Dataset items

▼▼▼

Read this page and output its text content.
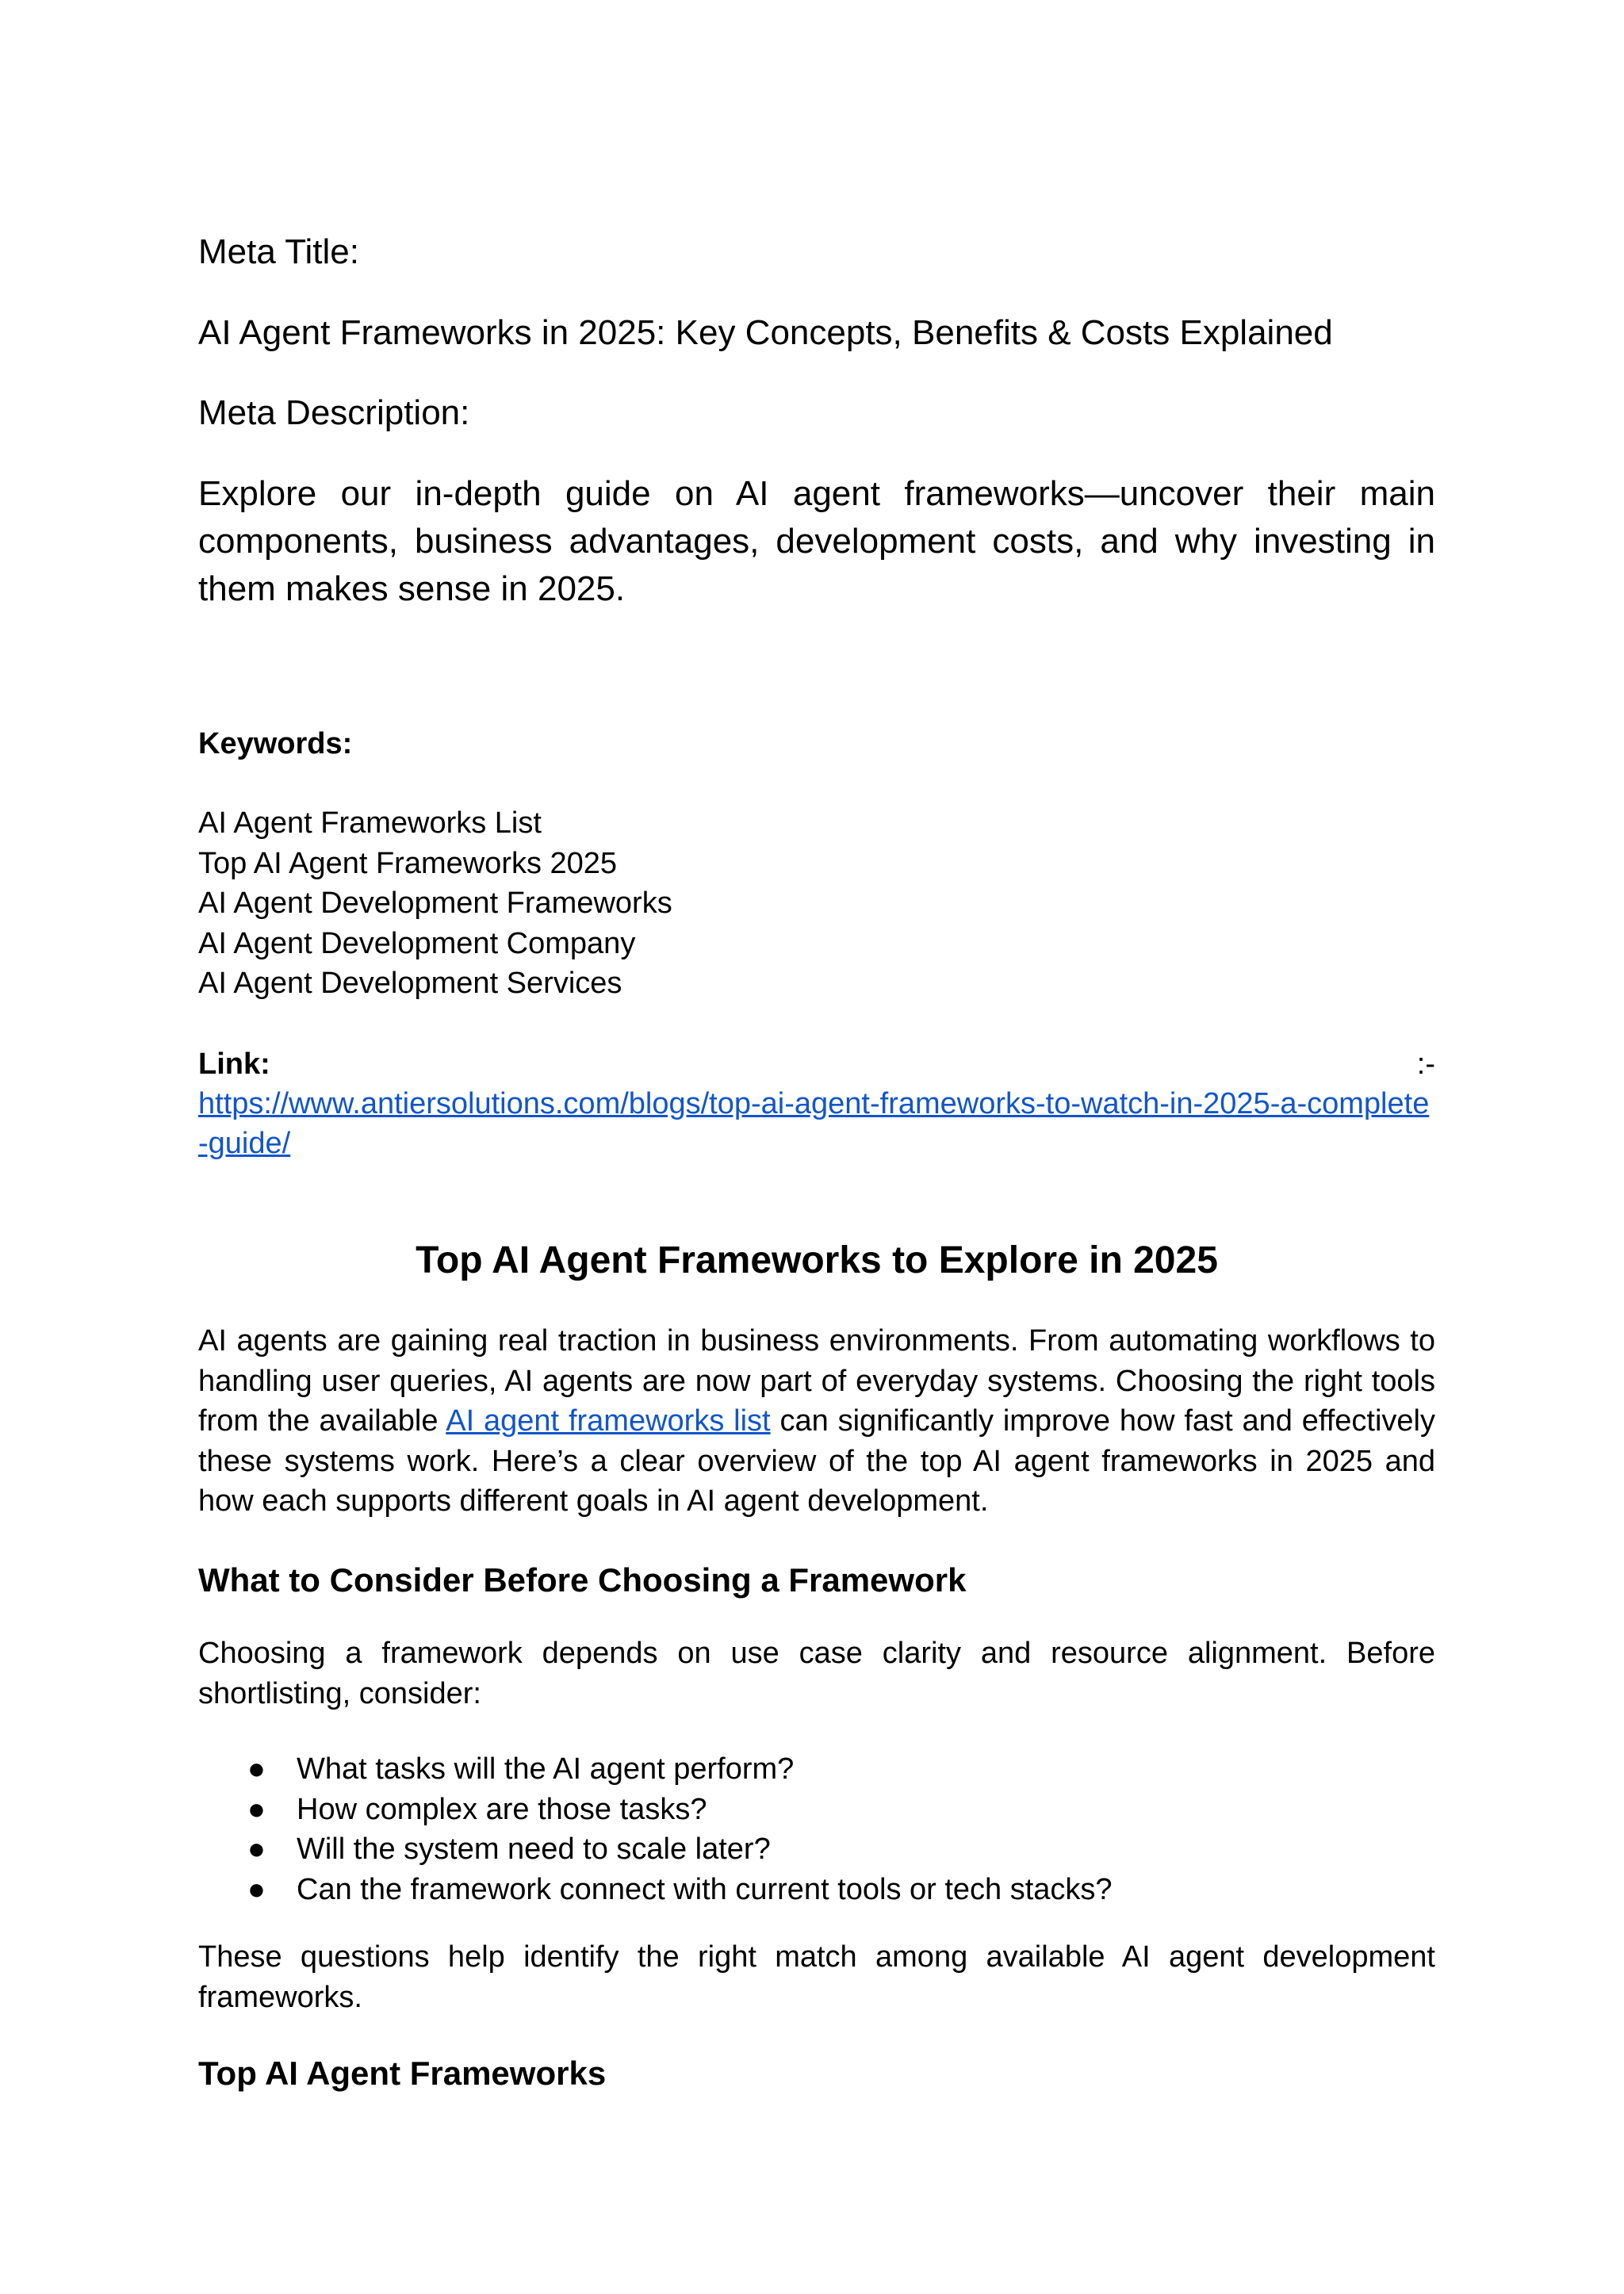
Meta Title:

AI Agent Frameworks in 2025: Key Concepts, Benefits & Costs Explained

Meta Description:

Explore our in-depth guide on AI agent frameworks—uncover their main components, business advantages, development costs, and why investing in them makes sense in 2025.

Keywords:

AI Agent Frameworks List
Top AI Agent Frameworks 2025
AI Agent Development Frameworks
AI Agent Development Company
AI Agent Development Services
Link:	:-
https://www.antiersolutions.com/blogs/top-ai-agent-frameworks-to-watch-in-2025-a-complete-guide/
Top AI Agent Frameworks to Explore in 2025

AI agents are gaining real traction in business environments. From automating workflows to handling user queries, AI agents are now part of everyday systems. Choosing the right tools from the available AI agent frameworks list can significantly improve how fast and effectively these systems work. Here’s a clear overview of the top AI agent frameworks in 2025 and how each supports different goals in AI agent development.

What to Consider Before Choosing a Framework

Choosing a framework depends on use case clarity and resource alignment. Before shortlisting, consider:

● What tasks will the AI agent perform?
● How complex are those tasks?
● Will the system need to scale later?
● Can the framework connect with current tools or tech stacks?

These questions help identify the right match among available AI agent development frameworks.

Top AI Agent Frameworks
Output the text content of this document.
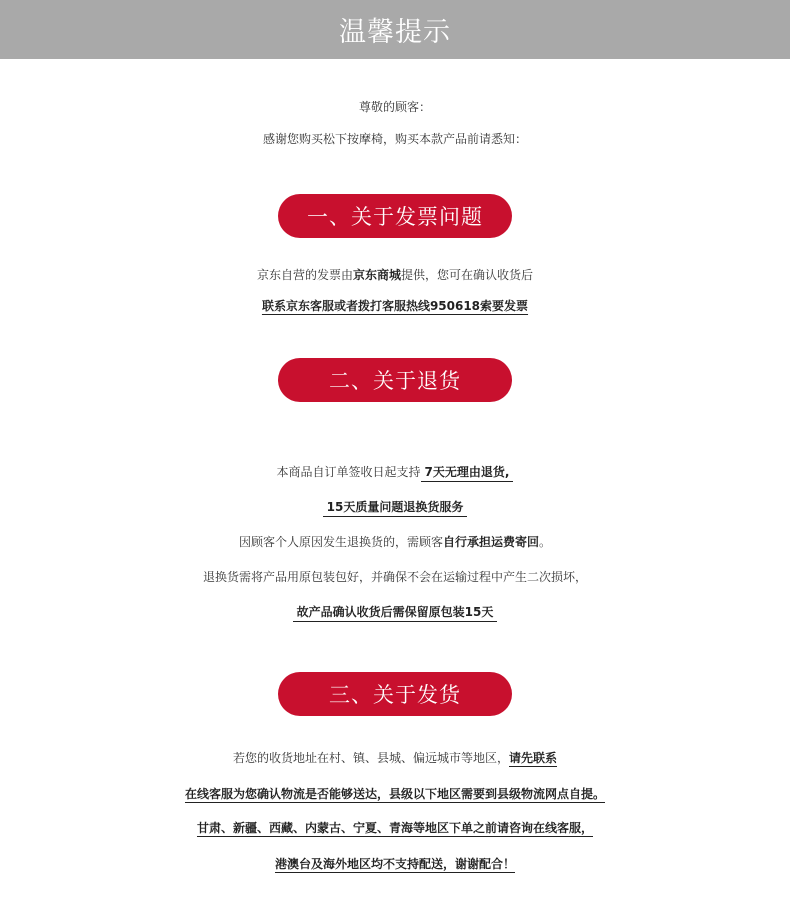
温馨提示
尊敬的顾客：
感谢您购买松下按摩椅，购买本款产品前请悉知：
一、关于发票问题
京东自营的发票由京东商城提供，您可在确认收货后
联系京东客服或者拨打客服热线950618索要发票
二、关于退货
本商品自订单签收日起支持 7天无理由退货,
15天质量问题退换货服务
因顾客个人原因发生退换货的，需顾客自行承担运费寄回。
退换货需将产品用原包装包好，并确保不会在运输过程中产生二次损坏，
故产品确认收货后需保留原包装15天
三、关于发货
若您的收货地址在村、镇、县城、偏远城市等地区，请先联系
在线客服为您确认物流是否能够送达，县级以下地区需要到县级物流网点自提。
甘肃、新疆、西藏、内蒙古、宁夏、青海等地区下单之前请咨询在线客服，
港澳台及海外地区均不支持配送，谢谢配合！
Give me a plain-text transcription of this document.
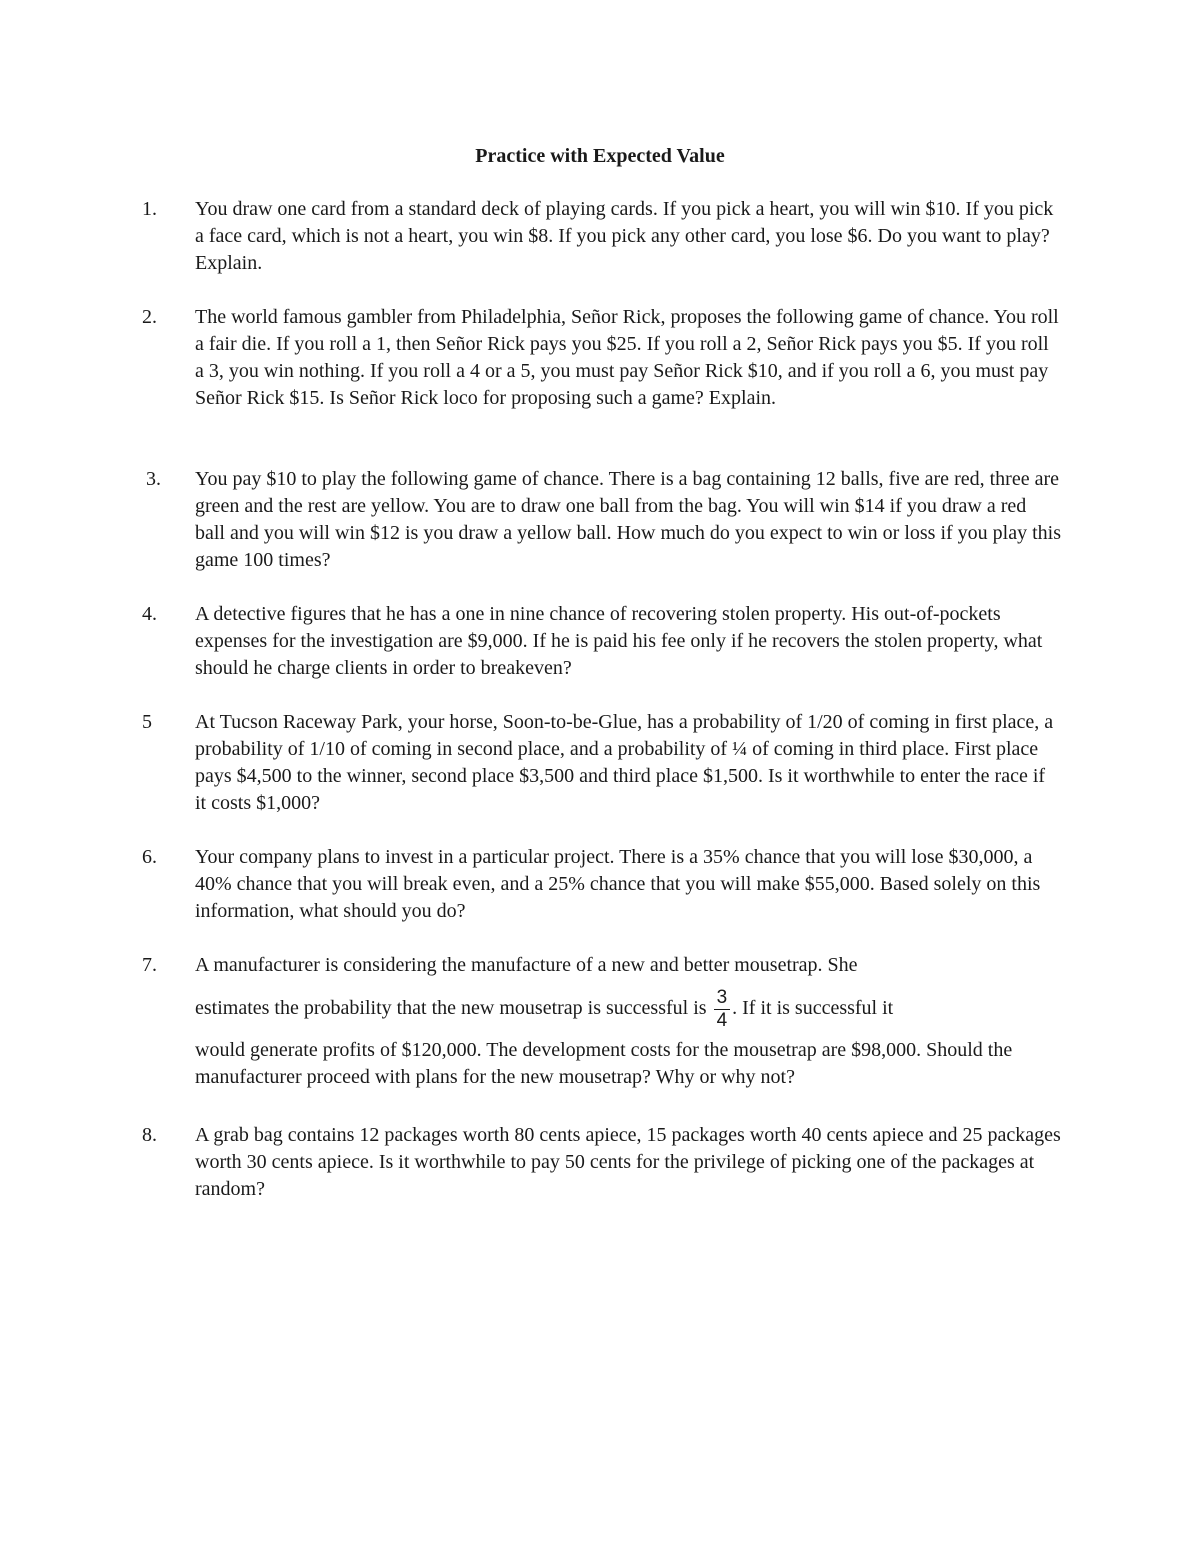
Practice with Expected Value
1.	You draw one card from a standard deck of playing cards. If you pick a heart, you will win $10. If you pick a face card, which is not a heart, you win $8. If you pick any other card, you lose $6. Do you want to play? Explain.
2.	The world famous gambler from Philadelphia, Señor Rick, proposes the following game of chance. You roll a fair die. If you roll a 1, then Señor Rick pays you $25. If you roll a 2, Señor Rick pays you $5. If you roll a 3, you win nothing. If you roll a 4 or a 5, you must pay Señor Rick $10, and if you roll a 6, you must pay Señor Rick $15. Is Señor Rick loco for proposing such a game? Explain.
3.	You pay $10 to play the following game of chance. There is a bag containing 12 balls, five are red, three are green and the rest are yellow. You are to draw one ball from the bag. You will win $14 if you draw a red ball and you will win $12 is you draw a yellow ball. How much do you expect to win or loss if you play this game 100 times?
4.	A detective figures that he has a one in nine chance of recovering stolen property. His out-of-pockets expenses for the investigation are $9,000. If he is paid his fee only if he recovers the stolen property, what should he charge clients in order to breakeven?
5	At Tucson Raceway Park, your horse, Soon-to-be-Glue, has a probability of 1/20 of coming in first place, a probability of 1/10 of coming in second place, and a probability of ¼ of coming in third place. First place pays $4,500 to the winner, second place $3,500 and third place $1,500. Is it worthwhile to enter the race if it costs $1,000?
6.	Your company plans to invest in a particular project. There is a 35% chance that you will lose $30,000, a 40% chance that you will break even, and a 25% chance that you will make $55,000. Based solely on this information, what should you do?
7.	A manufacturer is considering the manufacture of a new and better mousetrap. She
estimates the probability that the new mousetrap is successful is $\frac{3}{4}$ . If it is successful it
would generate profits of $120,000. The development costs for the mousetrap are $98,000. Should the manufacturer proceed with plans for the new mousetrap? Why or why not?
8.	A grab bag contains 12 packages worth 80 cents apiece, 15 packages worth 40 cents apiece and 25 packages worth 30 cents apiece. Is it worthwhile to pay 50 cents for the privilege of picking one of the packages at random?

▲▲▲

What the task requires: Make an exact copy of every entry above, minus the images.

Written solution:
Read this page and output its text content.
Meta Title:

AI Agent Frameworks in 2025: Key Concepts, Benefits & Costs Explained

Meta Description:

Explore our in-depth guide on AI agent frameworks—uncover their main components, business advantages, development costs, and why investing in them makes sense in 2025.

Keywords:

AI Agent Frameworks List
Top AI Agent Frameworks 2025
AI Agent Development Frameworks
AI Agent Development Company
AI Agent Development Services
Link:	:-
https://www.antiersolutions.com/blogs/top-ai-agent-frameworks-to-watch-in-2025-a-complete-guide/
Top AI Agent Frameworks to Explore in 2025

AI agents are gaining real traction in business environments. From automating workflows to handling user queries, AI agents are now part of everyday systems. Choosing the right tools from the available AI agent frameworks list can significantly improve how fast and effectively these systems work. Here’s a clear overview of the top AI agent frameworks in 2025 and how each supports different goals in AI agent development.

What to Consider Before Choosing a Framework

Choosing a framework depends on use case clarity and resource alignment. Before shortlisting, consider:

● What tasks will the AI agent perform?
● How complex are those tasks?
● Will the system need to scale later?
● Can the framework connect with current tools or tech stacks?

These questions help identify the right match among available AI agent development frameworks.

Top AI Agent Frameworks
Output the text content of this document.
温馨提示
尊敬的顾客：
感谢您购买松下按摩椅，购买本款产品前请悉知：
一、关于发票问题
京东自营的发票由京东商城提供，您可在确认收货后
联系京东客服或者拨打客服热线950618索要发票
二、关于退货
本商品自订单签收日起支持 7天无理由退货,
15天质量问题退换货服务
因顾客个人原因发生退换货的，需顾客自行承担运费寄回。
退换货需将产品用原包装包好，并确保不会在运输过程中产生二次损坏，
故产品确认收货后需保留原包装15天
三、关于发货
若您的收货地址在村、镇、县城、偏远城市等地区，请先联系
在线客服为您确认物流是否能够送达，县级以下地区需要到县级物流网点自提。
甘肃、新疆、西藏、内蒙古、宁夏、青海等地区下单之前请咨询在线客服，
港澳台及海外地区均不支持配送，谢谢配合！
Give me a plain-text transcription of this document.
Practice with Expected Value
1.	You draw one card from a standard deck of playing cards. If you pick a heart, you will win $10. If you pick a face card, which is not a heart, you win $8. If you pick any other card, you lose $6. Do you want to play? Explain.
2.	The world famous gambler from Philadelphia, Señor Rick, proposes the following game of chance. You roll a fair die. If you roll a 1, then Señor Rick pays you $25. If you roll a 2, Señor Rick pays you $5. If you roll a 3, you win nothing. If you roll a 4 or a 5, you must pay Señor Rick $10, and if you roll a 6, you must pay Señor Rick $15. Is Señor Rick loco for proposing such a game? Explain.
3.	You pay $10 to play the following game of chance. There is a bag containing 12 balls, five are red, three are green and the rest are yellow. You are to draw one ball from the bag. You will win $14 if you draw a red ball and you will win $12 is you draw a yellow ball. How much do you expect to win or loss if you play this game 100 times?
4.	A detective figures that he has a one in nine chance of recovering stolen property. His out-of-pockets expenses for the investigation are $9,000. If he is paid his fee only if he recovers the stolen property, what should he charge clients in order to breakeven?
5	At Tucson Raceway Park, your horse, Soon-to-be-Glue, has a probability of 1/20 of coming in first place, a probability of 1/10 of coming in second place, and a probability of ¼ of coming in third place. First place pays $4,500 to the winner, second place $3,500 and third place $1,500. Is it worthwhile to enter the race if it costs $1,000?
6.	Your company plans to invest in a particular project. There is a 35% chance that you will lose $30,000, a 40% chance that you will break even, and a 25% chance that you will make $55,000. Based solely on this information, what should you do?
7.	A manufacturer is considering the manufacture of a new and better mousetrap. She
estimates the probability that the new mousetrap is successful is $\frac{3}{4}$ . If it is successful it
would generate profits of $120,000. The development costs for the mousetrap are $98,000. Should the manufacturer proceed with plans for the new mousetrap? Why or why not?
8.	A grab bag contains 12 packages worth 80 cents apiece, 15 packages worth 40 cents apiece and 25 packages worth 30 cents apiece. Is it worthwhile to pay 50 cents for the privilege of picking one of the packages at random?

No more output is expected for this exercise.